__Extracted material__.
--*--

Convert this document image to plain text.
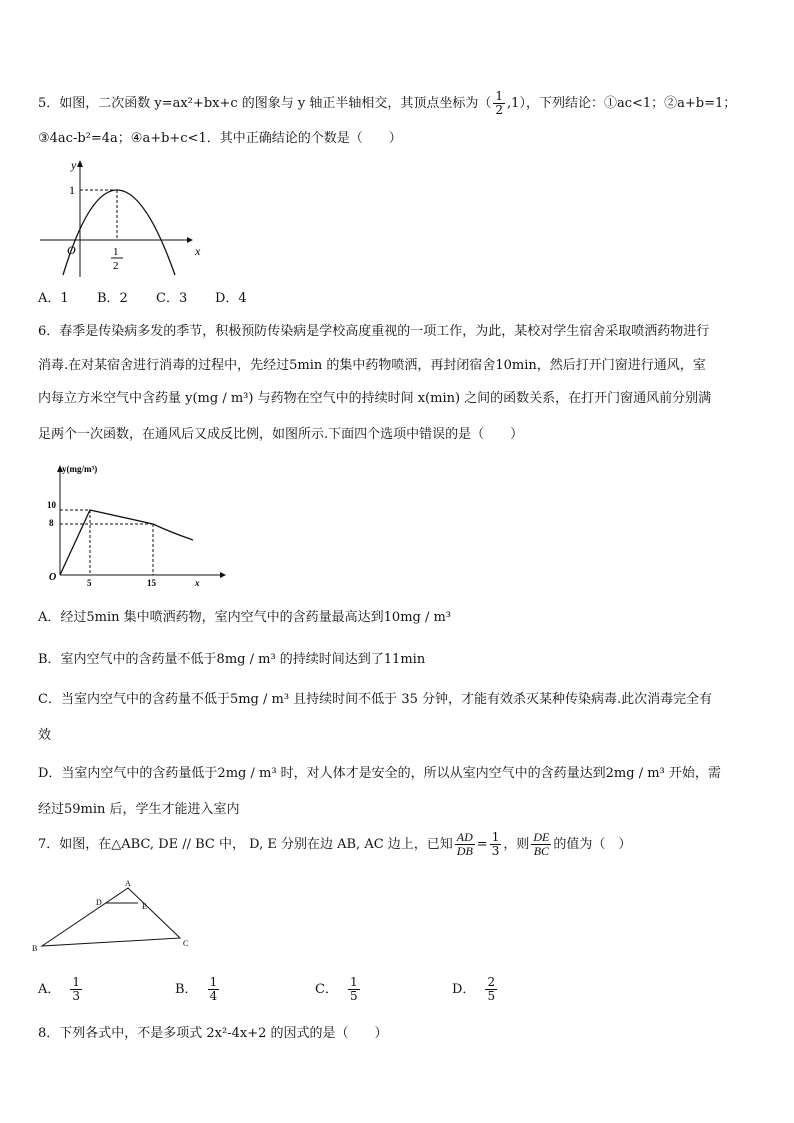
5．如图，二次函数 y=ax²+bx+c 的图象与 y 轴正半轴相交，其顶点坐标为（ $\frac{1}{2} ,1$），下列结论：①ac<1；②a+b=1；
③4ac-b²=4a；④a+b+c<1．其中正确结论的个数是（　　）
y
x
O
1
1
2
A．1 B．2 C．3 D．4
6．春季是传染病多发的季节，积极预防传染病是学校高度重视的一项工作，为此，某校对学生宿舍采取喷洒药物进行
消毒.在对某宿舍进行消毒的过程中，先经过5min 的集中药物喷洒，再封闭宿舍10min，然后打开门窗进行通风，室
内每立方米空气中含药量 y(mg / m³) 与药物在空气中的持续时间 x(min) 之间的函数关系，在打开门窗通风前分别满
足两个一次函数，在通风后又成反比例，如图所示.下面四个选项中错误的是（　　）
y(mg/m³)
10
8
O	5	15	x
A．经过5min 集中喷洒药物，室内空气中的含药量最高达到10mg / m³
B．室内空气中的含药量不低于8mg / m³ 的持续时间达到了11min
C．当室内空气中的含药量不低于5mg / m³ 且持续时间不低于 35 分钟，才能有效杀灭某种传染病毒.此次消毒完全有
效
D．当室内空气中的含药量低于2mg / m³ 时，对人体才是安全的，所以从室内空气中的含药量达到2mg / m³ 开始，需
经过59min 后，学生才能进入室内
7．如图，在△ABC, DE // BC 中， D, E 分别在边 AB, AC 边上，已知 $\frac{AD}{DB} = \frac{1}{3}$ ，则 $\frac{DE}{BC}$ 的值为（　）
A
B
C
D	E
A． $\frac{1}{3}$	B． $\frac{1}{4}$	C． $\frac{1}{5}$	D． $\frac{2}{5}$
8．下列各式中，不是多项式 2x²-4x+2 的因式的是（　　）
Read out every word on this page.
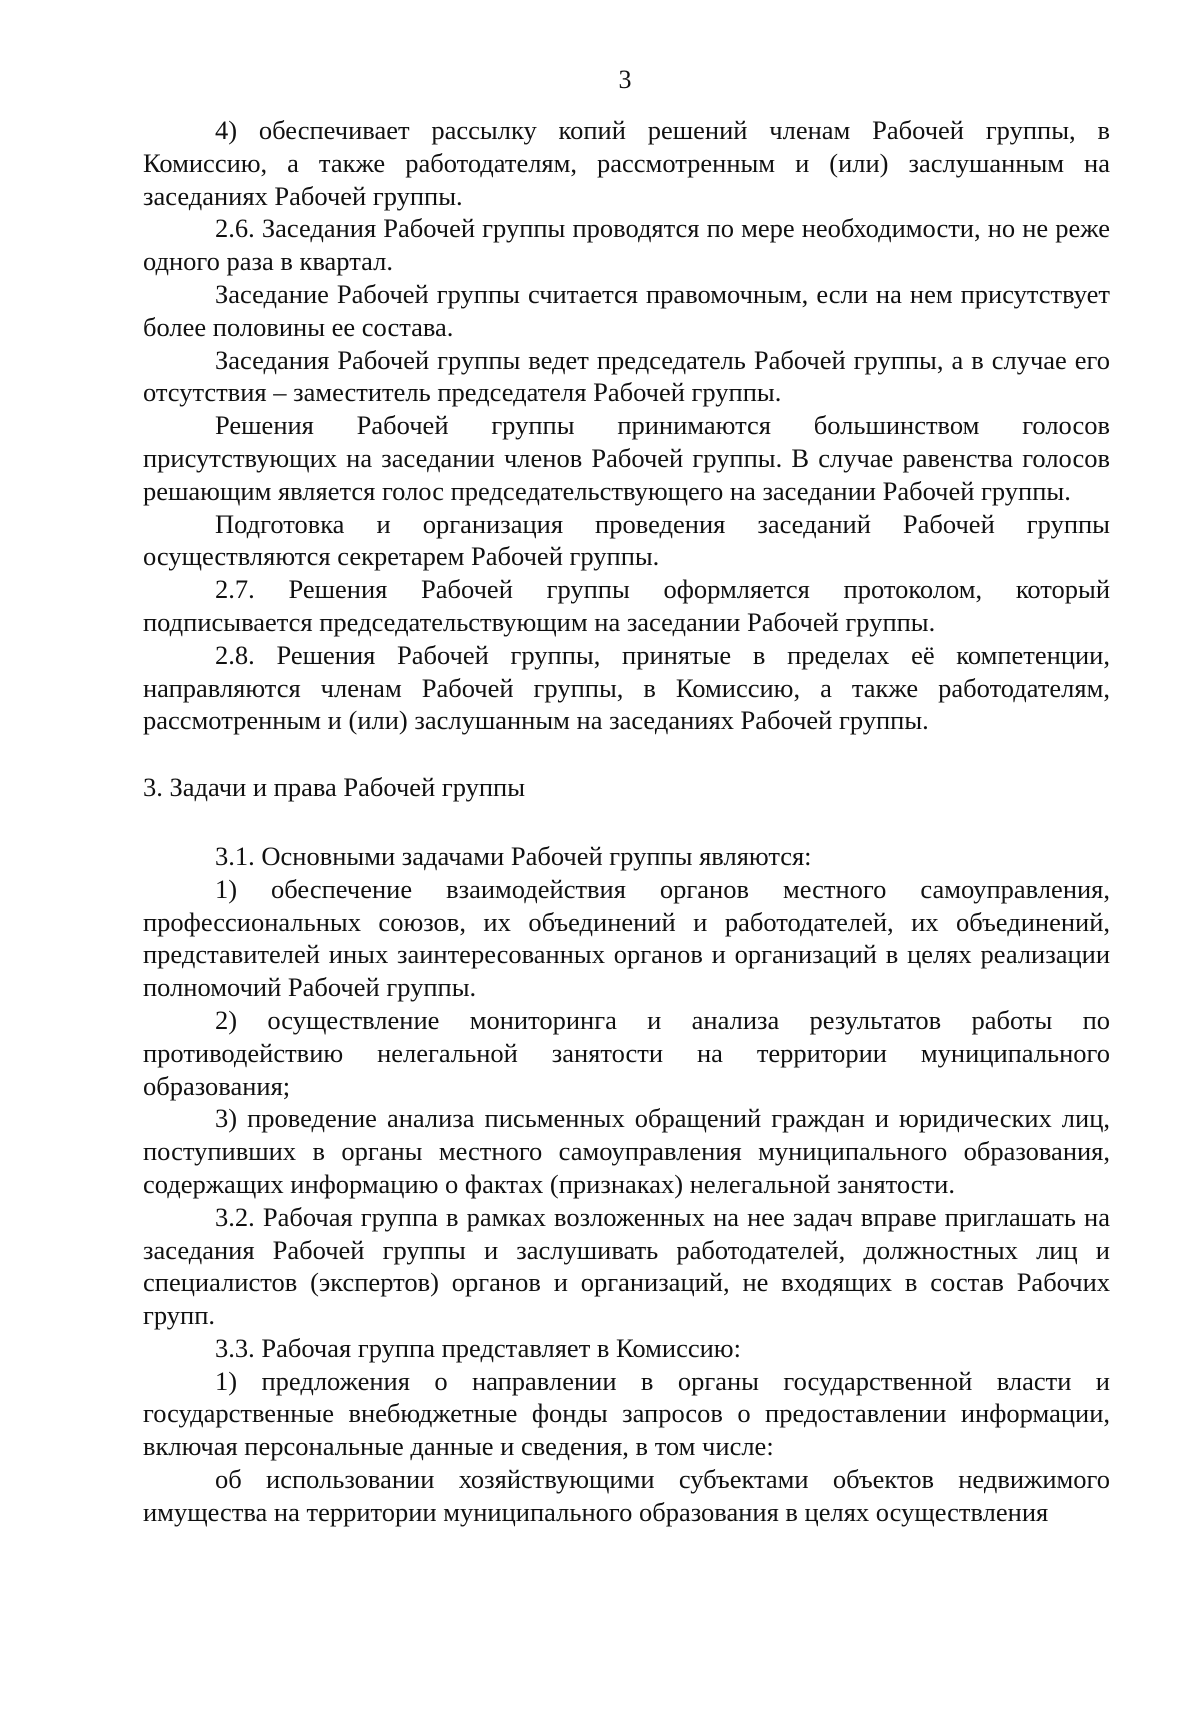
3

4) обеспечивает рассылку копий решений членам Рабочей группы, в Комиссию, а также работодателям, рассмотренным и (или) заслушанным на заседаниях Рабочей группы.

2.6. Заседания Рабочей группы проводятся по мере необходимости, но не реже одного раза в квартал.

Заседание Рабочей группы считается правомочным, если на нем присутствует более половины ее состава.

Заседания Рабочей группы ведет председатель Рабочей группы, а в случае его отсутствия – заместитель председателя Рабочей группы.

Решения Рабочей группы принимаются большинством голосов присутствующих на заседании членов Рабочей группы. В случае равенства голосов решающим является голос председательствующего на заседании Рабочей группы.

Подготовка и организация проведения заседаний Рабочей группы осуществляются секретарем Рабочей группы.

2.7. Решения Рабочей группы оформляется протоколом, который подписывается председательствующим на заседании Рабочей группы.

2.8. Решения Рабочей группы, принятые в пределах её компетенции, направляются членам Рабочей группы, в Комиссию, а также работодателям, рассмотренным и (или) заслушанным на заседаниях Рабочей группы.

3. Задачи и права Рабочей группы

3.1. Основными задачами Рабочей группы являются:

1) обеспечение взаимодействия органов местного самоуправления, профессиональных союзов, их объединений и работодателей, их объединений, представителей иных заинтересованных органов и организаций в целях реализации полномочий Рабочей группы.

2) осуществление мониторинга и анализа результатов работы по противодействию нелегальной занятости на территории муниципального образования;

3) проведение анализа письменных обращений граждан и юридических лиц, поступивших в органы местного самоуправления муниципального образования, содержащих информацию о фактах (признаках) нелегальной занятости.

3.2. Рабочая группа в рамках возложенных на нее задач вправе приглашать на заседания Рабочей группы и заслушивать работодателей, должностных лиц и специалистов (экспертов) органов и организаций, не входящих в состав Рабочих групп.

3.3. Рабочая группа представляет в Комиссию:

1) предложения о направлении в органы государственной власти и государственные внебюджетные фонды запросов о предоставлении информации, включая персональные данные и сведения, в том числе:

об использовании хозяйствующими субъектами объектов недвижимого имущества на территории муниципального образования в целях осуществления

--*--

__Problem requirements__. All of the lines above should be retyped precisely, apart from the pictures.

__Response below__.
Convert this document image to plain text.
5．如图，二次函数 y=ax²+bx+c 的图象与 y 轴正半轴相交，其顶点坐标为（ $\frac{1}{2} ,1$），下列结论：①ac<1；②a+b=1；
③4ac-b²=4a；④a+b+c<1．其中正确结论的个数是（　　）
y
x
O
1
1
2
A．1 B．2 C．3 D．4
6．春季是传染病多发的季节，积极预防传染病是学校高度重视的一项工作，为此，某校对学生宿舍采取喷洒药物进行
消毒.在对某宿舍进行消毒的过程中，先经过5min 的集中药物喷洒，再封闭宿舍10min，然后打开门窗进行通风，室
内每立方米空气中含药量 y(mg / m³) 与药物在空气中的持续时间 x(min) 之间的函数关系，在打开门窗通风前分别满
足两个一次函数，在通风后又成反比例，如图所示.下面四个选项中错误的是（　　）
y(mg/m³)
10
8
O	5	15	x
A．经过5min 集中喷洒药物，室内空气中的含药量最高达到10mg / m³
B．室内空气中的含药量不低于8mg / m³ 的持续时间达到了11min
C．当室内空气中的含药量不低于5mg / m³ 且持续时间不低于 35 分钟，才能有效杀灭某种传染病毒.此次消毒完全有
效
D．当室内空气中的含药量低于2mg / m³ 时，对人体才是安全的，所以从室内空气中的含药量达到2mg / m³ 开始，需
经过59min 后，学生才能进入室内
7．如图，在△ABC, DE // BC 中， D, E 分别在边 AB, AC 边上，已知 $\frac{AD}{DB} = \frac{1}{3}$ ，则 $\frac{DE}{BC}$ 的值为（　）
A
B
C
D	E
A． $\frac{1}{3}$	B． $\frac{1}{4}$	C． $\frac{1}{5}$	D． $\frac{2}{5}$
8．下列各式中，不是多项式 2x²-4x+2 的因式的是（　　）
Read out every word on this page.
3

4) обеспечивает рассылку копий решений членам Рабочей группы, в Комиссию, а также работодателям, рассмотренным и (или) заслушанным на заседаниях Рабочей группы.

2.6. Заседания Рабочей группы проводятся по мере необходимости, но не реже одного раза в квартал.

Заседание Рабочей группы считается правомочным, если на нем присутствует более половины ее состава.

Заседания Рабочей группы ведет председатель Рабочей группы, а в случае его отсутствия – заместитель председателя Рабочей группы.

Решения Рабочей группы принимаются большинством голосов присутствующих на заседании членов Рабочей группы. В случае равенства голосов решающим является голос председательствующего на заседании Рабочей группы.

Подготовка и организация проведения заседаний Рабочей группы осуществляются секретарем Рабочей группы.

2.7. Решения Рабочей группы оформляется протоколом, который подписывается председательствующим на заседании Рабочей группы.

2.8. Решения Рабочей группы, принятые в пределах её компетенции, направляются членам Рабочей группы, в Комиссию, а также работодателям, рассмотренным и (или) заслушанным на заседаниях Рабочей группы.

3. Задачи и права Рабочей группы

3.1. Основными задачами Рабочей группы являются:

1) обеспечение взаимодействия органов местного самоуправления, профессиональных союзов, их объединений и работодателей, их объединений, представителей иных заинтересованных органов и организаций в целях реализации полномочий Рабочей группы.

2) осуществление мониторинга и анализа результатов работы по противодействию нелегальной занятости на территории муниципального образования;

3) проведение анализа письменных обращений граждан и юридических лиц, поступивших в органы местного самоуправления муниципального образования, содержащих информацию о фактах (признаках) нелегальной занятости.

3.2. Рабочая группа в рамках возложенных на нее задач вправе приглашать на заседания Рабочей группы и заслушивать работодателей, должностных лиц и специалистов (экспертов) органов и организаций, не входящих в состав Рабочих групп.

3.3. Рабочая группа представляет в Комиссию:

1) предложения о направлении в органы государственной власти и государственные внебюджетные фонды запросов о предоставлении информации, включая персональные данные и сведения, в том числе:

об использовании хозяйствующими субъектами объектов недвижимого имущества на территории муниципального образования в целях осуществления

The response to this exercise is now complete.